======== DOCUMENT SECTION ========

Transaction Isolation in Oxibase
Oxibase implements Multi-Version Concurrency Control (MVCC) to provide transaction isolation with minimal locking overhead. This document explains how transactions work in Oxibase and the available isolation levels.
Implemented Isolation Levels
Oxibase currently supports two isolation levels:
-
READ COMMITTED - The default isolation level where a transaction only sees data that has been committed by other transactions. Each query within the transaction may see different versions of data as other transactions commit.
-
SNAPSHOT (also known as REPEATABLE READ) - Provides a consistent view of the database as it was when the transaction started. All queries within the transaction see the same snapshot of data, regardless of concurrent commits by other transactions.
Setting Isolation Levels
Oxibase provides multiple ways to control transaction isolation levels:
Connection-level Default Isolation Level
Set the default isolation level for the current connection using SET ISOLATIONLEVEL:
-- Set connection default to READ COMMITTED (default)
SET ISOLATIONLEVEL = 'READ COMMITTED';
-- Set connection default to SNAPSHOT
SET ISOLATIONLEVEL = 'SNAPSHOT';
This setting affects:
- Auto-commit transactions - Queries executed without an explicit transaction
- Transactions started with BEGIN - When no isolation level is specified
Transaction-specific Isolation Level
Override the connection’s default isolation level for a specific transaction:
-- Start a transaction with READ COMMITTED isolation level
BEGIN TRANSACTION ISOLATION LEVEL READ COMMITTED;
-- Start a transaction with SNAPSHOT isolation level
BEGIN TRANSACTION ISOLATION LEVEL SNAPSHOT;
Programmatic Transaction Control
When using the Oxibase driver programmatically:
// Use connection default (affected by SET ISOLATIONLEVEL)
tx, err := db.Begin()
// Explicitly specify isolation level (ignores SET ISOLATIONLEVEL)

========

[CHALLENGES]:
• 1. Print the part of the Oxibase transaction isolation text from "Setting Isolation Levels" up to and including "READ COMMITTED (default)".
• 2. Summarize the Oxibase transaction isolation text in two sentences.
• 3. Go on with the Oxibase transaction isolation text from where it stops.

======== PROVIDED MATERIAL ========

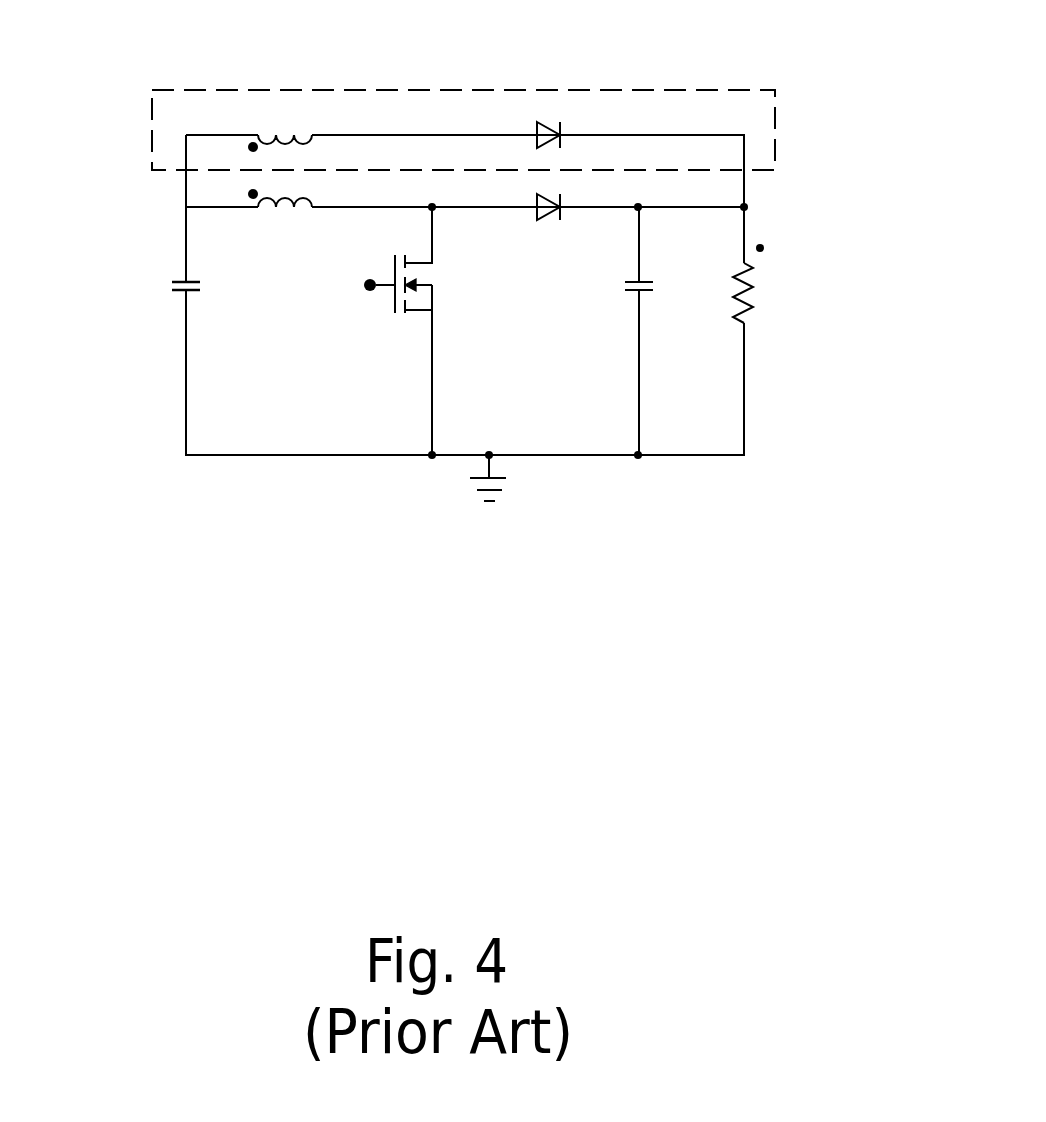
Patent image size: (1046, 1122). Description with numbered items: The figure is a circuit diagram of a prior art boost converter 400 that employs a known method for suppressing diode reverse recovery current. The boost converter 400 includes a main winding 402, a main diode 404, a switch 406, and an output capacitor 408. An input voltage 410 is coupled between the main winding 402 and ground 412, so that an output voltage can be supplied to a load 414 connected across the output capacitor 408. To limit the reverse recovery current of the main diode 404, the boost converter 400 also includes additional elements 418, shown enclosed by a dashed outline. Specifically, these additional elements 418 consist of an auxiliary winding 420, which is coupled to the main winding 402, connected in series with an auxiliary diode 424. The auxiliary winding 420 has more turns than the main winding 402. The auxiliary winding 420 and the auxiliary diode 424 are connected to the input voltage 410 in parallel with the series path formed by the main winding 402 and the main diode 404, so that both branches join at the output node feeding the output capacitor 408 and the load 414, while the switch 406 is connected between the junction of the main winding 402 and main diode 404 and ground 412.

========

[RESULTS OF THE EXERCISE]:
• 1.
Setting Isolation Levels
Oxibase provides multiple ways to control transaction isolation levels:
Connection-level Default Isolation Level
Set the default isolation level for the current connection using SET ISOLATIONLEVEL:
-- Set connection default to READ COMMITTED (default)

• 2. Oxibase uses Multi-Version Concurrency Control to provide transaction isolation with minimal locking overhead, and it supports two levels: READ COMMITTED, the default, where each query may see data newly committed by other transactions, and SNAPSHOT, where every query sees the database as it was when the transaction started. The level can be set as a connection default with SET ISOLATIONLEVEL, overridden for a single transaction with BEGIN TRANSACTION ISOLATION LEVEL, or controlled programmatically through the Oxibase driver.

• 3.
tx, err := db.BeginTx(context.Background(), &sql.TxOptions{
Isolation: sql.LevelSnapshot,
})
Important: Transaction-specific isolation levels always take precedence over the connection default set by SET ISOLATIONLEVEL.
MVCC Implementation
Oxibase’s MVCC implementation uses a combination of techniques to provide efficient transaction isolation:
Component Architecture
graph TB
subgraph "Transaction Coordinator"
MVCCEngine["MVCCEngine<br/>• schemas: RwLock<HashMap><br/>• version_stores: RwLock<HashMap><br/>• registry: Arc<TransactionRegistry><br/>• persistence: Arc<PersistenceManager>"]
TransactionRegistry["TransactionRegistry<br/>• next_txn_id: AtomicI64<br/>• next_seq: AtomicI64<br/>• active_txns: DashMap<br/>• committed_txns: DashMap<br/>implements VisibilityChecker"]
end
subgraph "Per-Transaction State"
MvccTxn["MvccTransaction<br/>• txn_id: i64<br/>• begin_seq: i64<br/>• isolation_level: IsolationLevel"]
MVCCTable["MVCCTable<br/>• txn_id: i64<br/>• version_store: Arc<VersionStore><br/>• txn_versions: Arc<RwLock<TransactionVersionStore>><br/>• cached_schema: Schema"]
TxnVerStore["TransactionVersionStore<br/>• local_versions: HashMap<i64, RowVersion><br/>• write_set: HashMap<i64, WriteSetEntry><br/>• version_store: Arc<VersionStore>"]
end
subgraph "Global Committed State"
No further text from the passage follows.